▶ **Your assignment**
Among the lines below, which ones contain the word "following"? Copy every such line.

▶ **Data for the task**
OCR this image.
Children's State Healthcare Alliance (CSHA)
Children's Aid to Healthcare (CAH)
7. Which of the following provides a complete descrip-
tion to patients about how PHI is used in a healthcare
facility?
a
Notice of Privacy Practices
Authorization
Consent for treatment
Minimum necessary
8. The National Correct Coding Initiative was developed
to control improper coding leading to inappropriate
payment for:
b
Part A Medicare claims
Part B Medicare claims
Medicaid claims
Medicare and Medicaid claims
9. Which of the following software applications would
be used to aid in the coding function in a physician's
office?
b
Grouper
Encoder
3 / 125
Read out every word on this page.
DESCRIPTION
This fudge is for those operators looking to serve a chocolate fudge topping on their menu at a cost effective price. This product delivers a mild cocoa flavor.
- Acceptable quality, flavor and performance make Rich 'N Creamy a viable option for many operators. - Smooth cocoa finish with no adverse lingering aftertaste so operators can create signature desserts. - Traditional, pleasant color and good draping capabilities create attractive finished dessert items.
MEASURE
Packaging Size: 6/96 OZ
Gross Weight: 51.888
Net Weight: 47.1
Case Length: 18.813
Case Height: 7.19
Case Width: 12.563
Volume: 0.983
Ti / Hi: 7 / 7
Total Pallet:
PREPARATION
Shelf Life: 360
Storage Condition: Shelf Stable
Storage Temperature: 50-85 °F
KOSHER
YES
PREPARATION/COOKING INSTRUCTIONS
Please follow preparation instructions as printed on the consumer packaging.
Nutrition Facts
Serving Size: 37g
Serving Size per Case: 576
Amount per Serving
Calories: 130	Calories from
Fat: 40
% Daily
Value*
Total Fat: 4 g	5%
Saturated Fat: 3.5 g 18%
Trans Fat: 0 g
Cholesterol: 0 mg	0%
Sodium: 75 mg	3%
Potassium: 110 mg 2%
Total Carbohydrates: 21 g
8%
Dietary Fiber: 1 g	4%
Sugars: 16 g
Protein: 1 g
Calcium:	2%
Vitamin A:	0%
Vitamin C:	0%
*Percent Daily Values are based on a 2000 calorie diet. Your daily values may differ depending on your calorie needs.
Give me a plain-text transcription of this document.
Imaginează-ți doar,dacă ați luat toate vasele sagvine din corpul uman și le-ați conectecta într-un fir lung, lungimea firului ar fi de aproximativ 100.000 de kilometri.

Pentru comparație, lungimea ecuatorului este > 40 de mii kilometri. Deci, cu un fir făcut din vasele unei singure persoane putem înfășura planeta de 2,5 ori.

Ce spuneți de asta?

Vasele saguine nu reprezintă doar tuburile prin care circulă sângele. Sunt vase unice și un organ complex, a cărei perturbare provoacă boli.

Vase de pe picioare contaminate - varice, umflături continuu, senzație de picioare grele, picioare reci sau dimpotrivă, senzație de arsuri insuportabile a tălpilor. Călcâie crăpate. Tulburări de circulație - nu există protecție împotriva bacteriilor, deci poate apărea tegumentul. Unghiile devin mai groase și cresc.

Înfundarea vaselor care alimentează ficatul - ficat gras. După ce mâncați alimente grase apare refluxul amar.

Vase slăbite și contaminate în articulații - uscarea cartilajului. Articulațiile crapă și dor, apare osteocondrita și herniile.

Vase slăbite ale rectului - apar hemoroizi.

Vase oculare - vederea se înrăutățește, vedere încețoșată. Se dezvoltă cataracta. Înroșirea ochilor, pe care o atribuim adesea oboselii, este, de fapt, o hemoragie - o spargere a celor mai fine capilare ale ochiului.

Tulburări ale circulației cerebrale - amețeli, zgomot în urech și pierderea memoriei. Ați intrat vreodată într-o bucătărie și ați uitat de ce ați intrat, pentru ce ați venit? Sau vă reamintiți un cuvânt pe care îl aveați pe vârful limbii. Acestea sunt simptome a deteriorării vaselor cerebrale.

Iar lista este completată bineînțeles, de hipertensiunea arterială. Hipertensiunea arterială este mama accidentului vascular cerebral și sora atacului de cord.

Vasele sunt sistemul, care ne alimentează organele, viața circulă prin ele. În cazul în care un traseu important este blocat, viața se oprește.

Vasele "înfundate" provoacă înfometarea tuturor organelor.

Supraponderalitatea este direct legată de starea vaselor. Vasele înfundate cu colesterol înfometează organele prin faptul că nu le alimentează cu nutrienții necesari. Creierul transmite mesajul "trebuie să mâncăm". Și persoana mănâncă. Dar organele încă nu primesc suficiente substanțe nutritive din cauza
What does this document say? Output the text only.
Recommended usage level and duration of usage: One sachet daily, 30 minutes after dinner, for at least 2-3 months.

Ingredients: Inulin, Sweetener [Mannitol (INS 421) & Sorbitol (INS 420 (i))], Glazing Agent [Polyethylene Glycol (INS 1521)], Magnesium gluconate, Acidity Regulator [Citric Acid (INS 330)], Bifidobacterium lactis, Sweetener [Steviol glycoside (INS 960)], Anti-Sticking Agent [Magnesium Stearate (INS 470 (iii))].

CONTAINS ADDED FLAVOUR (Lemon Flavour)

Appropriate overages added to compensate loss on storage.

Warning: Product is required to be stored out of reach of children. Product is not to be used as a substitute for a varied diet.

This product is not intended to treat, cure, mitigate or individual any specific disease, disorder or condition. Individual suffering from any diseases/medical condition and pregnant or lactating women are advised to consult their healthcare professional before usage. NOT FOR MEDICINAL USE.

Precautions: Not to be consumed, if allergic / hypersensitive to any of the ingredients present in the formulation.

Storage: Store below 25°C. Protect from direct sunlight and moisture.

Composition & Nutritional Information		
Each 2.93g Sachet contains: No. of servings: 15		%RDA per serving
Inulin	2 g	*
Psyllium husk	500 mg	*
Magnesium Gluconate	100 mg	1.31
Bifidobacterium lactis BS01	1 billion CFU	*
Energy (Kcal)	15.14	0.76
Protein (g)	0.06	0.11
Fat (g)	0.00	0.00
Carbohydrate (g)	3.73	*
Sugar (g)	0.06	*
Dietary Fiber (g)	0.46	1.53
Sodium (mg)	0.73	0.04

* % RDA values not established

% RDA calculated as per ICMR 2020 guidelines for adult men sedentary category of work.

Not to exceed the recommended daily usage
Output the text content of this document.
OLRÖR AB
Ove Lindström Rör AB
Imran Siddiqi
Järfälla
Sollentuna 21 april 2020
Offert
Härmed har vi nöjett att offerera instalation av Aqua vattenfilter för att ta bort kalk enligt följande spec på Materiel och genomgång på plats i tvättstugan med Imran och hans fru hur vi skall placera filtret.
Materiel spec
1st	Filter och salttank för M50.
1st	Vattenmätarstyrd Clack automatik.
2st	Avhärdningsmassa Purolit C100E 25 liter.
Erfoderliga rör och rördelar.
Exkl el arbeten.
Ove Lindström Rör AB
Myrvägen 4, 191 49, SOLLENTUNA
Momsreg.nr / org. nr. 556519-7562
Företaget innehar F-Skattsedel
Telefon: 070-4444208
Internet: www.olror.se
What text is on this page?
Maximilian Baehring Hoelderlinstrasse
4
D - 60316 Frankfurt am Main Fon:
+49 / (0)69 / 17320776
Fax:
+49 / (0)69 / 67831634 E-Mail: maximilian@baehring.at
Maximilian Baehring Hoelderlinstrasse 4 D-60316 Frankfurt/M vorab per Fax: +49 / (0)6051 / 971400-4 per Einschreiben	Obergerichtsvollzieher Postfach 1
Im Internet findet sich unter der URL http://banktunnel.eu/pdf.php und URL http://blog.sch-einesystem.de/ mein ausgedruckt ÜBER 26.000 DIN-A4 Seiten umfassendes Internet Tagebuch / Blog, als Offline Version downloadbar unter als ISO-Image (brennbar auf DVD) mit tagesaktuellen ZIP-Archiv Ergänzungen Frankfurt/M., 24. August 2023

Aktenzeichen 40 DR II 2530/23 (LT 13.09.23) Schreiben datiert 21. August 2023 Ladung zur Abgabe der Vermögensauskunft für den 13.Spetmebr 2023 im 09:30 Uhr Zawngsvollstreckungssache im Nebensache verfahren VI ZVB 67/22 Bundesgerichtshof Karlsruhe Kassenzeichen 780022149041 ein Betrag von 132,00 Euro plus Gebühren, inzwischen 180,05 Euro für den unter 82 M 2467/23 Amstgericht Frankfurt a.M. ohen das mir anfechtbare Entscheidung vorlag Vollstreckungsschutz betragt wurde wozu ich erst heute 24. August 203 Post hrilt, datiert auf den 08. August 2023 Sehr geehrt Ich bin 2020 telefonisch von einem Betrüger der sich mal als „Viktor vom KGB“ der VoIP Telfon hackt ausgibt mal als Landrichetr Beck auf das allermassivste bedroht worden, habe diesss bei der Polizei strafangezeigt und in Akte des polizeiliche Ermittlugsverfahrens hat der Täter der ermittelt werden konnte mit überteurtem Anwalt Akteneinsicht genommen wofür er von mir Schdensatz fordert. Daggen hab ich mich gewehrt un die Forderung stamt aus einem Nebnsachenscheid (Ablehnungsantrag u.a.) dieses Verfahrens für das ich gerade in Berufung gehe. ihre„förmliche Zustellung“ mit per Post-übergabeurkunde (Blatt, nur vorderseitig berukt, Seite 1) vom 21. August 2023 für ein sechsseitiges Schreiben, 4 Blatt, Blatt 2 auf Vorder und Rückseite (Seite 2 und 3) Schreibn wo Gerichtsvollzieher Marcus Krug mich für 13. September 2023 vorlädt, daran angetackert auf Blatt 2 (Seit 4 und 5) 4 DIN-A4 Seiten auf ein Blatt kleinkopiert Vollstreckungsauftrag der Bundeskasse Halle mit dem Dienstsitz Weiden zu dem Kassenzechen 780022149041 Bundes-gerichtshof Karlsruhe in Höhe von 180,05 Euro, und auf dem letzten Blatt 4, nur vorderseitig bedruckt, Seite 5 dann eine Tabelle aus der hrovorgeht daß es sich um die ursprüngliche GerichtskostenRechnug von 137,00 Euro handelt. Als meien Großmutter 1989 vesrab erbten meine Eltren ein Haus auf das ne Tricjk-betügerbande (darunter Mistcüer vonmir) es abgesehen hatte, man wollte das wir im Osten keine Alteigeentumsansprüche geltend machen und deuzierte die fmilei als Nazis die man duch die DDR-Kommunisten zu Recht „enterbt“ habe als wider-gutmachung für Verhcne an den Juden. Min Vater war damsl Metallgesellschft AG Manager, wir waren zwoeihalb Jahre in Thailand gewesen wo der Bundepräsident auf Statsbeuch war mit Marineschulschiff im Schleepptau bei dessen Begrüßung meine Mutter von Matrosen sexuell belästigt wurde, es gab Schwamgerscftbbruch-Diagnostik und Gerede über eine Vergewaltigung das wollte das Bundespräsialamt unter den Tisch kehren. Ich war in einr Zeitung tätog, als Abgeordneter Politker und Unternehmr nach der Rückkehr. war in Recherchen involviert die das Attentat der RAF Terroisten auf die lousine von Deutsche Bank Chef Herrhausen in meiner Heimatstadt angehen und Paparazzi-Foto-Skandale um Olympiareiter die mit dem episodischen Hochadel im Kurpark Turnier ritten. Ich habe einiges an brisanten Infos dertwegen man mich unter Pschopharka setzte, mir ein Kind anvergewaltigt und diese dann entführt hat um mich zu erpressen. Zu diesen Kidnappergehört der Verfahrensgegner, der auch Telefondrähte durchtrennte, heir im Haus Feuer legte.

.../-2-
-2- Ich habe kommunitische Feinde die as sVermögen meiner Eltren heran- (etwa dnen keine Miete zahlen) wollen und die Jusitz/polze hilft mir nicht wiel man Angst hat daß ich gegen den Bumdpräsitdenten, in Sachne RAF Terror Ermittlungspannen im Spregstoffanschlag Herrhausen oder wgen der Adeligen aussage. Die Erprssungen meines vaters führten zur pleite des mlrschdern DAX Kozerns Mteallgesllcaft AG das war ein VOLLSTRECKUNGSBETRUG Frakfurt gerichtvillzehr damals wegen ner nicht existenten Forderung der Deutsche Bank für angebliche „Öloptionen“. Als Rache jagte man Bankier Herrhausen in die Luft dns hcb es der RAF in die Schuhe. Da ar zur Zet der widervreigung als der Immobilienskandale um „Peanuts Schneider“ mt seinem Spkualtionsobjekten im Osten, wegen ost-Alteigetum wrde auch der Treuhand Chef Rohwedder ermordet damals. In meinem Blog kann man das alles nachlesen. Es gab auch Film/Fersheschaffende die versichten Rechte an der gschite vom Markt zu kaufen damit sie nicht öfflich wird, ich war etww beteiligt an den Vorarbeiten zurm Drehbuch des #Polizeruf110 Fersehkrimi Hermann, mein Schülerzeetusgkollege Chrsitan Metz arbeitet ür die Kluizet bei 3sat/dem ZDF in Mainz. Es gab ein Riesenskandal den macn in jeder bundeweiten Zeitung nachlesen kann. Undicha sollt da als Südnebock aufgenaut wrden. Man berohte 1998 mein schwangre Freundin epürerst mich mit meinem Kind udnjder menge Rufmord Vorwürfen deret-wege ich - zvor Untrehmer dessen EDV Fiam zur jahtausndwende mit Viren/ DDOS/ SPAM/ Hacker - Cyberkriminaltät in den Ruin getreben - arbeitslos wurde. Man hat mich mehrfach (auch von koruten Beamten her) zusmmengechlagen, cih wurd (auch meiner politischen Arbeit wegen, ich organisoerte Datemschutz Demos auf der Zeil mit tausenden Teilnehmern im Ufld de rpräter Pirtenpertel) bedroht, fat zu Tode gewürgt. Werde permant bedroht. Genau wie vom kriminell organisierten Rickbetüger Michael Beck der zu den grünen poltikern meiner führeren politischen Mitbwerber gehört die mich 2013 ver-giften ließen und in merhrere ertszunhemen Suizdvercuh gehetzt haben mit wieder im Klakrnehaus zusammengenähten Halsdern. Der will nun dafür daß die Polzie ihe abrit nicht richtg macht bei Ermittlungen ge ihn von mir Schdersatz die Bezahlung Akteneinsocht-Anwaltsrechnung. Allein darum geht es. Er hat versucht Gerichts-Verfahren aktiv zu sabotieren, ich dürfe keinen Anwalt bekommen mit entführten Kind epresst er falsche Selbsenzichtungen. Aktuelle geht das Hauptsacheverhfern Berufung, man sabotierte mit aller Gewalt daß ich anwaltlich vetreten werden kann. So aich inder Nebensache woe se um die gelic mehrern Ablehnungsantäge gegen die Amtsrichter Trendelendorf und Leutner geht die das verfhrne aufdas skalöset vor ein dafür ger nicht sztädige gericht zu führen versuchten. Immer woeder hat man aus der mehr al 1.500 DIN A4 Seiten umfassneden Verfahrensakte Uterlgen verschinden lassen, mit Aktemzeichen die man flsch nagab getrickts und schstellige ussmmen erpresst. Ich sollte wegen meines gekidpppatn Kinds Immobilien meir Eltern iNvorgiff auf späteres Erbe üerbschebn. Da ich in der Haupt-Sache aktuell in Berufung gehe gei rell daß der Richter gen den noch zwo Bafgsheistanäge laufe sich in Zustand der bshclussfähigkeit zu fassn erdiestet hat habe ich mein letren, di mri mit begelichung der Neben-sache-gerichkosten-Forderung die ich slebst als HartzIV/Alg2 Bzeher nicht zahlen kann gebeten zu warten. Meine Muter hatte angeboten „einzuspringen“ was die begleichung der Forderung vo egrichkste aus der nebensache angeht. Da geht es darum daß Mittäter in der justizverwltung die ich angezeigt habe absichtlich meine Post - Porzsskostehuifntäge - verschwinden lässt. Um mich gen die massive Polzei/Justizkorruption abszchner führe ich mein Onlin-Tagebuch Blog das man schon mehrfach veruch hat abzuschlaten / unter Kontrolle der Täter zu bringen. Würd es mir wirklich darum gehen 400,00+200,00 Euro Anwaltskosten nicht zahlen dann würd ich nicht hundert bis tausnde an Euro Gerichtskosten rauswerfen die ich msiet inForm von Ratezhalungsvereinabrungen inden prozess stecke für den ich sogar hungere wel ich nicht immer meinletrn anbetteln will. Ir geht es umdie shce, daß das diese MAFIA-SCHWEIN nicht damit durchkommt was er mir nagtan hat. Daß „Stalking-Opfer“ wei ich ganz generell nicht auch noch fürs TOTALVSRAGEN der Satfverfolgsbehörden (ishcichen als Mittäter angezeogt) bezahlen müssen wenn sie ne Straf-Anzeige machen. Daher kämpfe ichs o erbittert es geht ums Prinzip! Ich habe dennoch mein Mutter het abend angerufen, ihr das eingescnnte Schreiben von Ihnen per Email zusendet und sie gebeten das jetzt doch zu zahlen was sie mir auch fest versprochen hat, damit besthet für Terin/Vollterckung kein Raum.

▶ **The completed task**
7. Which of the following provides a complete descrip-
9. Which of the following software applications would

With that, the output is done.